▶ [SUPPLIED RECORDS]

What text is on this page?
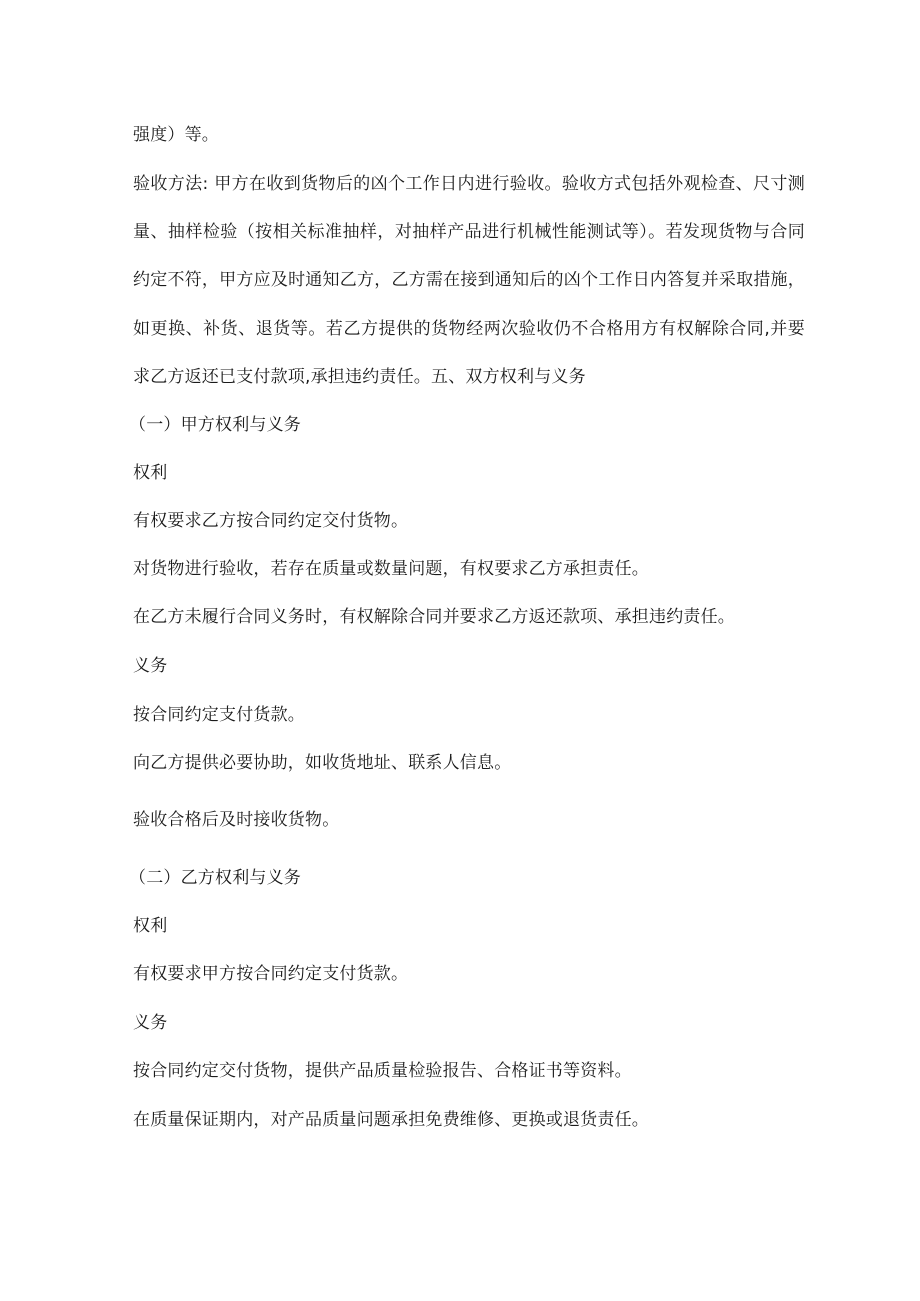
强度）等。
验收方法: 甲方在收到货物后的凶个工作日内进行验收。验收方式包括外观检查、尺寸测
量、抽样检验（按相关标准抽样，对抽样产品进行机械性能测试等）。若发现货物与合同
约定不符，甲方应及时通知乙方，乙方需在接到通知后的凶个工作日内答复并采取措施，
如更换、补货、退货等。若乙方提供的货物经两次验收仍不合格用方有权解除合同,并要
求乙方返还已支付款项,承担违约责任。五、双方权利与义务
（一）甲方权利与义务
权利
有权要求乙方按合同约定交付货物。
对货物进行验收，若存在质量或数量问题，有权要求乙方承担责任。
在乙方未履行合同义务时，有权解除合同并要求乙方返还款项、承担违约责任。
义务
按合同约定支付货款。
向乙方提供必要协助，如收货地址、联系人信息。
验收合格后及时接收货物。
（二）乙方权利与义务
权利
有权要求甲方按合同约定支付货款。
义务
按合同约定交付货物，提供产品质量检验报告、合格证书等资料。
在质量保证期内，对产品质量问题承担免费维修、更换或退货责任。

▶ [STATED PROBLEM] Restate the data above word for word. Skip every picture.

▶ [SOLVED PROBLEM]
What text is on this page?
强度）等。
验收方法: 甲方在收到货物后的凶个工作日内进行验收。验收方式包括外观检查、尺寸测
量、抽样检验（按相关标准抽样，对抽样产品进行机械性能测试等）。若发现货物与合同
约定不符，甲方应及时通知乙方，乙方需在接到通知后的凶个工作日内答复并采取措施，
如更换、补货、退货等。若乙方提供的货物经两次验收仍不合格用方有权解除合同,并要
求乙方返还已支付款项,承担违约责任。五、双方权利与义务
（一）甲方权利与义务
权利
有权要求乙方按合同约定交付货物。
对货物进行验收，若存在质量或数量问题，有权要求乙方承担责任。
在乙方未履行合同义务时，有权解除合同并要求乙方返还款项、承担违约责任。
义务
按合同约定支付货款。
向乙方提供必要协助，如收货地址、联系人信息。
验收合格后及时接收货物。
（二）乙方权利与义务
权利
有权要求甲方按合同约定支付货款。
义务
按合同约定交付货物，提供产品质量检验报告、合格证书等资料。
在质量保证期内，对产品质量问题承担免费维修、更换或退货责任。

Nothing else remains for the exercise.